Omit the images, then print each record below exactly as it reads.
— Begin RECORDS TO USE —
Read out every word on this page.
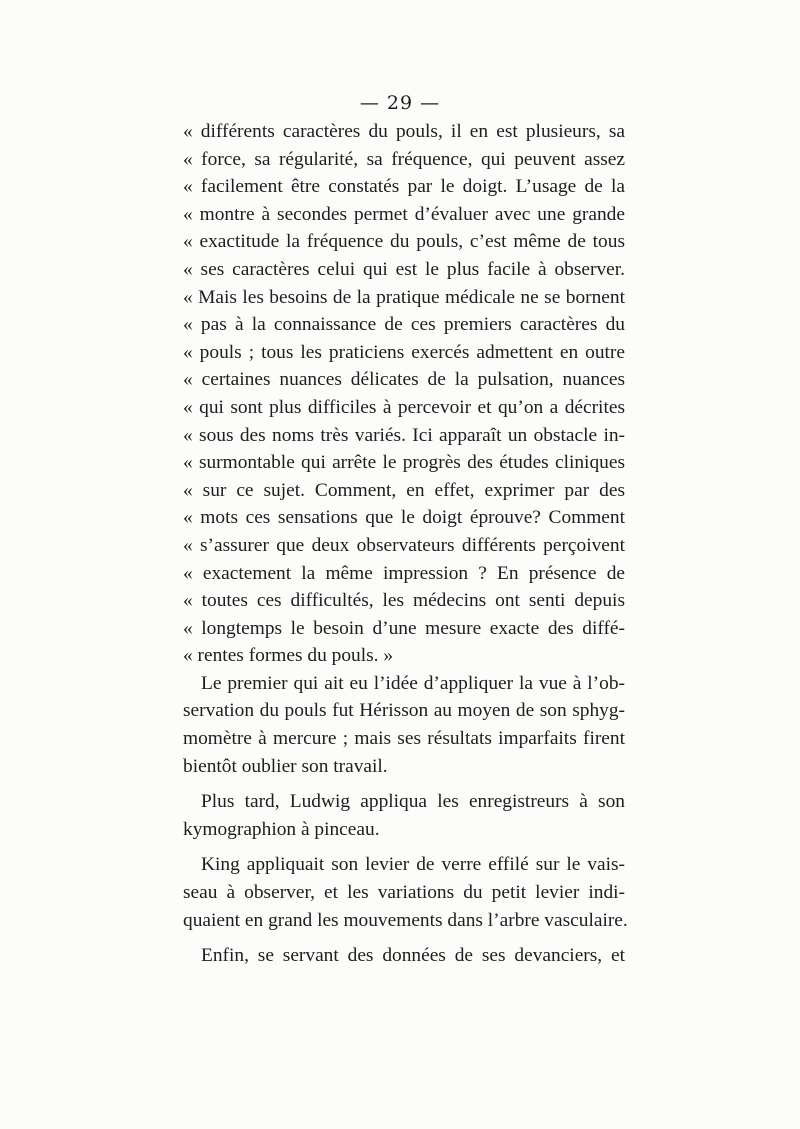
— 29 —
« différents caractères du pouls, il en est plusieurs, sa
« force, sa régularité, sa fréquence, qui peuvent assez
« facilement être constatés par le doigt. L’usage de la
« montre à secondes permet d’évaluer avec une grande
« exactitude la fréquence du pouls, c’est même de tous
« ses caractères celui qui est le plus facile à observer.
« Mais les besoins de la pratique médicale ne se bornent
« pas à la connaissance de ces premiers caractères du
« pouls ; tous les praticiens exercés admettent en outre
« certaines nuances délicates de la pulsation, nuances
« qui sont plus difficiles à percevoir et qu’on a décrites
« sous des noms très variés. Ici apparaît un obstacle in-
« surmontable qui arrête le progrès des études cliniques
« sur ce sujet. Comment, en effet, exprimer par des
« mots ces sensations que le doigt éprouve? Comment
« s’assurer que deux observateurs différents perçoivent
« exactement la même impression ? En présence de
« toutes ces difficultés, les médecins ont senti depuis
« longtemps le besoin d’une mesure exacte des diffé-
« rentes formes du pouls. »
Le premier qui ait eu l’idée d’appliquer la vue à l’ob-
servation du pouls fut Hérisson au moyen de son sphyg-
momètre à mercure ; mais ses résultats imparfaits firent
bientôt oublier son travail.
Plus tard, Ludwig appliqua les enregistreurs à son
kymographion à pinceau.
King appliquait son levier de verre effilé sur le vais-
seau à observer, et les variations du petit levier indi-
quaient en grand les mouvements dans l’arbre vasculaire.
Enfin, se servant des données de ses devanciers, et
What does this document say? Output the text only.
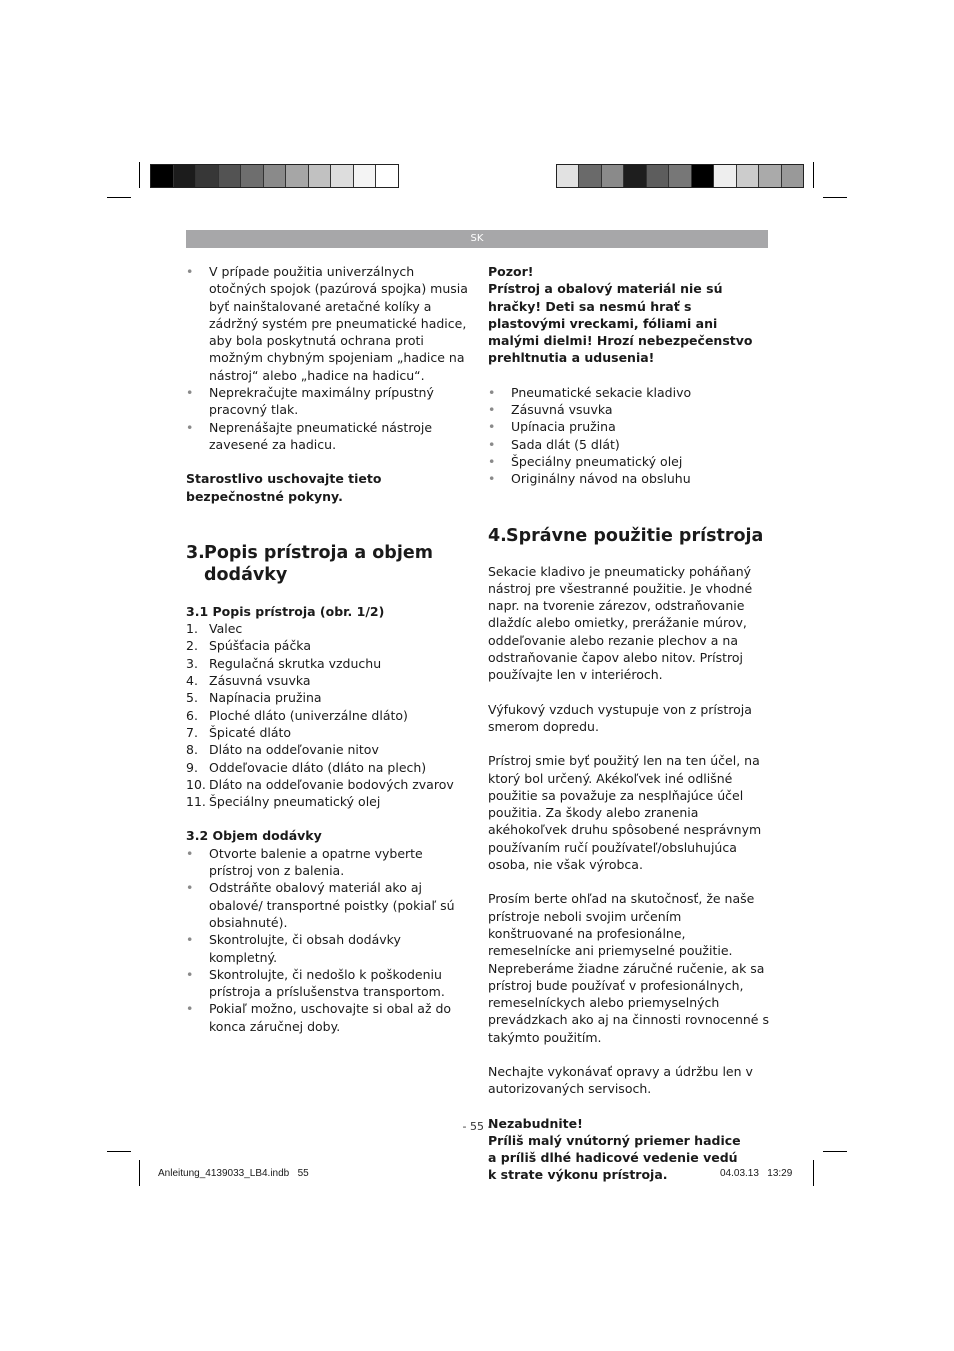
SK
• V prípade použitia univerzálnych otočných spojok (pazúrová spojka) musia byť nainštalované aretačné kolíky a zádržný systém pre pneumatické hadice, aby bola poskytnutá ochrana proti možným chybným spojeniam „hadice na nástroj“ alebo „hadice na hadicu“.
• Neprekračujte maximálny prípustný pracovný tlak.
• Neprenášajte pneumatické nástroje zavesené za hadicu.

Starostlivo uschovajte tieto bezpečnostné pokyny.

3.Popis prístroja a objem
dodávky

3.1 Popis prístroja (obr. 1/2)

1. Valec
2. Spúšťacia páčka
3. Regulačná skrutka vzduchu
4. Zásuvná vsuvka
5. Napínacia pružina
6. Ploché dláto (univerzálne dláto)
7. Špicaté dláto
8. Dláto na oddeľovanie nitov
9. Oddeľovacie dláto (dláto na plech)
10. Dláto na oddeľovanie bodových zvarov
11. Špeciálny pneumatický olej

3.2 Objem dodávky

• Otvorte balenie a opatrne vyberte prístroj von z balenia.
• Odstráňte obalový materiál ako aj obalové/ transportné poistky (pokiaľ sú obsiahnuté).
• Skontrolujte, či obsah dodávky kompletný.
• Skontrolujte, či nedošlo k poškodeniu prístroja a príslušenstva transportom.
• Pokiaľ možno, uschovajte si obal až do konca záručnej doby.

Pozor!

Prístroj a obalový materiál nie sú hračky! Deti sa nesmú hrať s plastovými vreckami, fóliami ani malými dielmi! Hrozí nebezpečenstvo prehltnutia a udusenia!

• Pneumatické sekacie kladivo
• Zásuvná vsuvka
• Upínacia pružina
• Sada dlát (5 dlát)
• Špeciálny pneumatický olej
• Originálny návod na obsluhu
4.Správne použitie prístroja

Sekacie kladivo je pneumaticky poháňaný nástroj pre všestranné použitie. Je vhodné napr. na tvorenie zárezov, odstraňovanie dlaždíc alebo omietky, prerážanie múrov, oddeľovanie alebo rezanie plechov a na odstraňovanie čapov alebo nitov. Prístroj používajte len v interiéroch.

Výfukový vzduch vystupuje von z prístroja smerom dopredu.

Prístroj smie byť použitý len na ten účel, na ktorý bol určený. Akékoľvek iné odlišné použitie sa považuje za nesplňajúce účel použitia. Za škody alebo zranenia akéhokoľvek druhu spôsobené nesprávnym používaním ručí používateľ/obsluhujúca osoba, nie však výrobca.

Prosím berte ohľad na skutočnosť, že naše prístroje neboli svojim určením konštruované na profesionálne, remeselnícke ani priemyselné použitie. Nepreberáme žiadne záručné ručenie, ak sa prístroj bude používať v profesionálnych, remeselníckych alebo priemyselných prevádzkach ako aj na činnosti rovnocenné s takýmto použitím.

Nechajte vykonávať opravy a údržbu len v autorizovaných servisoch.

Nezabudnite!

Príliš malý vnútorný priemer hadice

a príliš dlhé hadicové vedenie vedú

k strate výkonu prístroja.

- 55 -
Anleitung_4139033_LB4.indb   55	04.03.13   13:29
— End RECORDS TO USE —
— RESPONSE TO THE TASK —
Read out every word on this page.
— 29 —
« différents caractères du pouls, il en est plusieurs, sa
« force, sa régularité, sa fréquence, qui peuvent assez
« facilement être constatés par le doigt. L’usage de la
« montre à secondes permet d’évaluer avec une grande
« exactitude la fréquence du pouls, c’est même de tous
« ses caractères celui qui est le plus facile à observer.
« Mais les besoins de la pratique médicale ne se bornent
« pas à la connaissance de ces premiers caractères du
« pouls ; tous les praticiens exercés admettent en outre
« certaines nuances délicates de la pulsation, nuances
« qui sont plus difficiles à percevoir et qu’on a décrites
« sous des noms très variés. Ici apparaît un obstacle in-
« surmontable qui arrête le progrès des études cliniques
« sur ce sujet. Comment, en effet, exprimer par des
« mots ces sensations que le doigt éprouve? Comment
« s’assurer que deux observateurs différents perçoivent
« exactement la même impression ? En présence de
« toutes ces difficultés, les médecins ont senti depuis
« longtemps le besoin d’une mesure exacte des diffé-
« rentes formes du pouls. »
Le premier qui ait eu l’idée d’appliquer la vue à l’ob-
servation du pouls fut Hérisson au moyen de son sphyg-
momètre à mercure ; mais ses résultats imparfaits firent
bientôt oublier son travail.
Plus tard, Ludwig appliqua les enregistreurs à son
kymographion à pinceau.
King appliquait son levier de verre effilé sur le vais-
seau à observer, et les variations du petit levier indi-
quaient en grand les mouvements dans l’arbre vasculaire.
Enfin, se servant des données de ses devanciers, et
What does this document say? Output the text only.
SK
• V prípade použitia univerzálnych otočných spojok (pazúrová spojka) musia byť nainštalované aretačné kolíky a zádržný systém pre pneumatické hadice, aby bola poskytnutá ochrana proti možným chybným spojeniam „hadice na nástroj“ alebo „hadice na hadicu“.
• Neprekračujte maximálny prípustný pracovný tlak.
• Neprenášajte pneumatické nástroje zavesené za hadicu.

Starostlivo uschovajte tieto bezpečnostné pokyny.

3.Popis prístroja a objem
dodávky

3.1 Popis prístroja (obr. 1/2)

1. Valec
2. Spúšťacia páčka
3. Regulačná skrutka vzduchu
4. Zásuvná vsuvka
5. Napínacia pružina
6. Ploché dláto (univerzálne dláto)
7. Špicaté dláto
8. Dláto na oddeľovanie nitov
9. Oddeľovacie dláto (dláto na plech)
10. Dláto na oddeľovanie bodových zvarov
11. Špeciálny pneumatický olej

3.2 Objem dodávky

• Otvorte balenie a opatrne vyberte prístroj von z balenia.
• Odstráňte obalový materiál ako aj obalové/ transportné poistky (pokiaľ sú obsiahnuté).
• Skontrolujte, či obsah dodávky kompletný.
• Skontrolujte, či nedošlo k poškodeniu prístroja a príslušenstva transportom.
• Pokiaľ možno, uschovajte si obal až do konca záručnej doby.

Pozor!

Prístroj a obalový materiál nie sú hračky! Deti sa nesmú hrať s plastovými vreckami, fóliami ani malými dielmi! Hrozí nebezpečenstvo prehltnutia a udusenia!

• Pneumatické sekacie kladivo
• Zásuvná vsuvka
• Upínacia pružina
• Sada dlát (5 dlát)
• Špeciálny pneumatický olej
• Originálny návod na obsluhu
4.Správne použitie prístroja

Sekacie kladivo je pneumaticky poháňaný nástroj pre všestranné použitie. Je vhodné napr. na tvorenie zárezov, odstraňovanie dlaždíc alebo omietky, prerážanie múrov, oddeľovanie alebo rezanie plechov a na odstraňovanie čapov alebo nitov. Prístroj používajte len v interiéroch.

Výfukový vzduch vystupuje von z prístroja smerom dopredu.

Prístroj smie byť použitý len na ten účel, na ktorý bol určený. Akékoľvek iné odlišné použitie sa považuje za nesplňajúce účel použitia. Za škody alebo zranenia akéhokoľvek druhu spôsobené nesprávnym používaním ručí používateľ/obsluhujúca osoba, nie však výrobca.

Prosím berte ohľad na skutočnosť, že naše prístroje neboli svojim určením konštruované na profesionálne, remeselnícke ani priemyselné použitie. Nepreberáme žiadne záručné ručenie, ak sa prístroj bude používať v profesionálnych, remeselníckych alebo priemyselných prevádzkach ako aj na činnosti rovnocenné s takýmto použitím.

Nechajte vykonávať opravy a údržbu len v autorizovaných servisoch.

Nezabudnite!

Príliš malý vnútorný priemer hadice

a príliš dlhé hadicové vedenie vedú

k strate výkonu prístroja.

- 55 -
Anleitung_4139033_LB4.indb   55	04.03.13   13:29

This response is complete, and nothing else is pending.